WHAT YOU HAVE TO DO: Give the records back in full, exactly as they read.

AVAILABLE RECORDS:
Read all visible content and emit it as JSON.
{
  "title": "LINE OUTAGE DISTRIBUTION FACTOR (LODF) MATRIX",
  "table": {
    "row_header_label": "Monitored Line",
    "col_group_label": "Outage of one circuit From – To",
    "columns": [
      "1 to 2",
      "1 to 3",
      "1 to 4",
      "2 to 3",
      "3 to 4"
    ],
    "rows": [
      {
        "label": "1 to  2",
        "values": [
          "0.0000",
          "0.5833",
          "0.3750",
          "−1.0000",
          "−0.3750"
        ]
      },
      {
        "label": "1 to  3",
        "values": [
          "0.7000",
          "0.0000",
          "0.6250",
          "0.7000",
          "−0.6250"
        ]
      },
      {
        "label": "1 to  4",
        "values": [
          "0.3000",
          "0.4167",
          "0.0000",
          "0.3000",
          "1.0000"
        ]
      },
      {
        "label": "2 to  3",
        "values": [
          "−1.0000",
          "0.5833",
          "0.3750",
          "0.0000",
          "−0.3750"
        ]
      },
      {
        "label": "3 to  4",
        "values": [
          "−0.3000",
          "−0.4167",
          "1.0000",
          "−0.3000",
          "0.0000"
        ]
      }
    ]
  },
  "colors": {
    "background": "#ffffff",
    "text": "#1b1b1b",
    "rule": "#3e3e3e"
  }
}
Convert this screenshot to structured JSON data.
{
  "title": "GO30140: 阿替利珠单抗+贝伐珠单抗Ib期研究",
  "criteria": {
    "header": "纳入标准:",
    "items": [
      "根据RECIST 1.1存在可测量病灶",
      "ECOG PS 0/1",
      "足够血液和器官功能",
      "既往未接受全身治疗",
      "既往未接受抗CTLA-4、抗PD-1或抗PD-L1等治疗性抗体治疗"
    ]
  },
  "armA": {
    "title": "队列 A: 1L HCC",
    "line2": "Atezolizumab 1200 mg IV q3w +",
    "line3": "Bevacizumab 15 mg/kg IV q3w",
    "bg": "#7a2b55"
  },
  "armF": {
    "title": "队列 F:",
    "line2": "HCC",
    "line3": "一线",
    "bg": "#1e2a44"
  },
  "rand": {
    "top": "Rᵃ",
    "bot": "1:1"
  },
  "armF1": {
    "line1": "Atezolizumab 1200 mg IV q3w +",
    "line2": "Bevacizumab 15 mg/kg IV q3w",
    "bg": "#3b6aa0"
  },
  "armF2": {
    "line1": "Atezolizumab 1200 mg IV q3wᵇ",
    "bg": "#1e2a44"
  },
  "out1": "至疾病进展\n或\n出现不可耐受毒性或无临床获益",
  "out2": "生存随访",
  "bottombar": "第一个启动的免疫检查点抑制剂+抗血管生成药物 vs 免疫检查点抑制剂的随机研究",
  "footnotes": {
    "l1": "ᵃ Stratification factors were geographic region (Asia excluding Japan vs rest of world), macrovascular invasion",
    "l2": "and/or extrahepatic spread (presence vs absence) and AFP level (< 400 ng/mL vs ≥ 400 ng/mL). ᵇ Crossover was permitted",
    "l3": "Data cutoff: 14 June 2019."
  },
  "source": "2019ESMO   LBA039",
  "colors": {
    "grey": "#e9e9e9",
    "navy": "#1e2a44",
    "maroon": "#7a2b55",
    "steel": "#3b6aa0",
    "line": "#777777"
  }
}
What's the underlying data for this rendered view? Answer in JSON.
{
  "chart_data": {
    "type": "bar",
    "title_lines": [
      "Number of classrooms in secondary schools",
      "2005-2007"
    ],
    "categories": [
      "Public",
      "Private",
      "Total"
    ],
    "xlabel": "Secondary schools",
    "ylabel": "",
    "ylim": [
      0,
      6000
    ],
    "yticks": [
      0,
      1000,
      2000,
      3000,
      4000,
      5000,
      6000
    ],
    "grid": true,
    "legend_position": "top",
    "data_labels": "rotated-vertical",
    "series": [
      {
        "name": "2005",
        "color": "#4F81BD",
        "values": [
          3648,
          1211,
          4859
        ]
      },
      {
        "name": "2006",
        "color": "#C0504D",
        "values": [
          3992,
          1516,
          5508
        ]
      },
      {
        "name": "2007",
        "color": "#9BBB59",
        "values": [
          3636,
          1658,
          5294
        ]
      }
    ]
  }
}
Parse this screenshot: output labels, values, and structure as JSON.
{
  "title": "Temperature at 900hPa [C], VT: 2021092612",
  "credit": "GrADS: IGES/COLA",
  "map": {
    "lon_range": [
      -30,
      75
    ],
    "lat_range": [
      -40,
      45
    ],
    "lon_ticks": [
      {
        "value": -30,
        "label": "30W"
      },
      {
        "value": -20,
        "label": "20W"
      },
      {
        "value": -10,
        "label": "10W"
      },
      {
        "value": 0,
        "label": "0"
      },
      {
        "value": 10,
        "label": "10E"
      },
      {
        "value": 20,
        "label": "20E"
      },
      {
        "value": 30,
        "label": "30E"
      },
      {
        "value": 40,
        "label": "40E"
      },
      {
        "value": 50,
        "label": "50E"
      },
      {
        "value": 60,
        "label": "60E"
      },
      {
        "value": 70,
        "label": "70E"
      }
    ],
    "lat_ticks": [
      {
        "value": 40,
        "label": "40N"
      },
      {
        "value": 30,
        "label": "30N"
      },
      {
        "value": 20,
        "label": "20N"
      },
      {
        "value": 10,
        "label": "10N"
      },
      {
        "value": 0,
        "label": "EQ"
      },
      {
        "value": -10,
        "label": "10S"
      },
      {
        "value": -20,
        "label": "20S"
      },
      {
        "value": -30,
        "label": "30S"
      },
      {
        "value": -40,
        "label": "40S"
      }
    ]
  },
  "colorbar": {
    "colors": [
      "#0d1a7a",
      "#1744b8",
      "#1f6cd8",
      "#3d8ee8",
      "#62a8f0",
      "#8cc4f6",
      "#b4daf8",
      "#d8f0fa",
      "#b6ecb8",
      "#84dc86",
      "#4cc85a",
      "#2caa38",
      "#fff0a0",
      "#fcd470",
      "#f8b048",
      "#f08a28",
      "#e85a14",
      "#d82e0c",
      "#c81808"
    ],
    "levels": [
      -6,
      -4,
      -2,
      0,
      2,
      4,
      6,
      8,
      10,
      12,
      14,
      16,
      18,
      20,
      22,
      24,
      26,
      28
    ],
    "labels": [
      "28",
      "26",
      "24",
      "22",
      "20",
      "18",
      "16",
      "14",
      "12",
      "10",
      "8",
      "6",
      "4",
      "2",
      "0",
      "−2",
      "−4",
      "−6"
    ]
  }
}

ANSWER BELOW:
Read all visible content and emit it as JSON.
{
  "title": "LINE OUTAGE DISTRIBUTION FACTOR (LODF) MATRIX",
  "table": {
    "row_header_label": "Monitored Line",
    "col_group_label": "Outage of one circuit From – To",
    "columns": [
      "1 to 2",
      "1 to 3",
      "1 to 4",
      "2 to 3",
      "3 to 4"
    ],
    "rows": [
      {
        "label": "1 to  2",
        "values": [
          "0.0000",
          "0.5833",
          "0.3750",
          "−1.0000",
          "−0.3750"
        ]
      },
      {
        "label": "1 to  3",
        "values": [
          "0.7000",
          "0.0000",
          "0.6250",
          "0.7000",
          "−0.6250"
        ]
      },
      {
        "label": "1 to  4",
        "values": [
          "0.3000",
          "0.4167",
          "0.0000",
          "0.3000",
          "1.0000"
        ]
      },
      {
        "label": "2 to  3",
        "values": [
          "−1.0000",
          "0.5833",
          "0.3750",
          "0.0000",
          "−0.3750"
        ]
      },
      {
        "label": "3 to  4",
        "values": [
          "−0.3000",
          "−0.4167",
          "1.0000",
          "−0.3000",
          "0.0000"
        ]
      }
    ]
  },
  "colors": {
    "background": "#ffffff",
    "text": "#1b1b1b",
    "rule": "#3e3e3e"
  }
}
Convert this screenshot to structured JSON data.
{
  "title": "GO30140: 阿替利珠单抗+贝伐珠单抗Ib期研究",
  "criteria": {
    "header": "纳入标准:",
    "items": [
      "根据RECIST 1.1存在可测量病灶",
      "ECOG PS 0/1",
      "足够血液和器官功能",
      "既往未接受全身治疗",
      "既往未接受抗CTLA-4、抗PD-1或抗PD-L1等治疗性抗体治疗"
    ]
  },
  "armA": {
    "title": "队列 A: 1L HCC",
    "line2": "Atezolizumab 1200 mg IV q3w +",
    "line3": "Bevacizumab 15 mg/kg IV q3w",
    "bg": "#7a2b55"
  },
  "armF": {
    "title": "队列 F:",
    "line2": "HCC",
    "line3": "一线",
    "bg": "#1e2a44"
  },
  "rand": {
    "top": "Rᵃ",
    "bot": "1:1"
  },
  "armF1": {
    "line1": "Atezolizumab 1200 mg IV q3w +",
    "line2": "Bevacizumab 15 mg/kg IV q3w",
    "bg": "#3b6aa0"
  },
  "armF2": {
    "line1": "Atezolizumab 1200 mg IV q3wᵇ",
    "bg": "#1e2a44"
  },
  "out1": "至疾病进展\n或\n出现不可耐受毒性或无临床获益",
  "out2": "生存随访",
  "bottombar": "第一个启动的免疫检查点抑制剂+抗血管生成药物 vs 免疫检查点抑制剂的随机研究",
  "footnotes": {
    "l1": "ᵃ Stratification factors were geographic region (Asia excluding Japan vs rest of world), macrovascular invasion",
    "l2": "and/or extrahepatic spread (presence vs absence) and AFP level (< 400 ng/mL vs ≥ 400 ng/mL). ᵇ Crossover was permitted",
    "l3": "Data cutoff: 14 June 2019."
  },
  "source": "2019ESMO   LBA039",
  "colors": {
    "grey": "#e9e9e9",
    "navy": "#1e2a44",
    "maroon": "#7a2b55",
    "steel": "#3b6aa0",
    "line": "#777777"
  }
}
What's the underlying data for this rendered view? Answer in JSON.
{
  "chart_data": {
    "type": "bar",
    "title_lines": [
      "Number of classrooms in secondary schools",
      "2005-2007"
    ],
    "categories": [
      "Public",
      "Private",
      "Total"
    ],
    "xlabel": "Secondary schools",
    "ylabel": "",
    "ylim": [
      0,
      6000
    ],
    "yticks": [
      0,
      1000,
      2000,
      3000,
      4000,
      5000,
      6000
    ],
    "grid": true,
    "legend_position": "top",
    "data_labels": "rotated-vertical",
    "series": [
      {
        "name": "2005",
        "color": "#4F81BD",
        "values": [
          3648,
          1211,
          4859
        ]
      },
      {
        "name": "2006",
        "color": "#C0504D",
        "values": [
          3992,
          1516,
          5508
        ]
      },
      {
        "name": "2007",
        "color": "#9BBB59",
        "values": [
          3636,
          1658,
          5294
        ]
      }
    ]
  }
}
Parse this screenshot: output labels, values, and structure as JSON.
{
  "title": "Temperature at 900hPa [C], VT: 2021092612",
  "credit": "GrADS: IGES/COLA",
  "map": {
    "lon_range": [
      -30,
      75
    ],
    "lat_range": [
      -40,
      45
    ],
    "lon_ticks": [
      {
        "value": -30,
        "label": "30W"
      },
      {
        "value": -20,
        "label": "20W"
      },
      {
        "value": -10,
        "label": "10W"
      },
      {
        "value": 0,
        "label": "0"
      },
      {
        "value": 10,
        "label": "10E"
      },
      {
        "value": 20,
        "label": "20E"
      },
      {
        "value": 30,
        "label": "30E"
      },
      {
        "value": 40,
        "label": "40E"
      },
      {
        "value": 50,
        "label": "50E"
      },
      {
        "value": 60,
        "label": "60E"
      },
      {
        "value": 70,
        "label": "70E"
      }
    ],
    "lat_ticks": [
      {
        "value": 40,
        "label": "40N"
      },
      {
        "value": 30,
        "label": "30N"
      },
      {
        "value": 20,
        "label": "20N"
      },
      {
        "value": 10,
        "label": "10N"
      },
      {
        "value": 0,
        "label": "EQ"
      },
      {
        "value": -10,
        "label": "10S"
      },
      {
        "value": -20,
        "label": "20S"
      },
      {
        "value": -30,
        "label": "30S"
      },
      {
        "value": -40,
        "label": "40S"
      }
    ]
  },
  "colorbar": {
    "colors": [
      "#0d1a7a",
      "#1744b8",
      "#1f6cd8",
      "#3d8ee8",
      "#62a8f0",
      "#8cc4f6",
      "#b4daf8",
      "#d8f0fa",
      "#b6ecb8",
      "#84dc86",
      "#4cc85a",
      "#2caa38",
      "#fff0a0",
      "#fcd470",
      "#f8b048",
      "#f08a28",
      "#e85a14",
      "#d82e0c",
      "#c81808"
    ],
    "levels": [
      -6,
      -4,
      -2,
      0,
      2,
      4,
      6,
      8,
      10,
      12,
      14,
      16,
      18,
      20,
      22,
      24,
      26,
      28
    ],
    "labels": [
      "28",
      "26",
      "24",
      "22",
      "20",
      "18",
      "16",
      "14",
      "12",
      "10",
      "8",
      "6",
      "4",
      "2",
      "0",
      "−2",
      "−4",
      "−6"
    ]
  }
}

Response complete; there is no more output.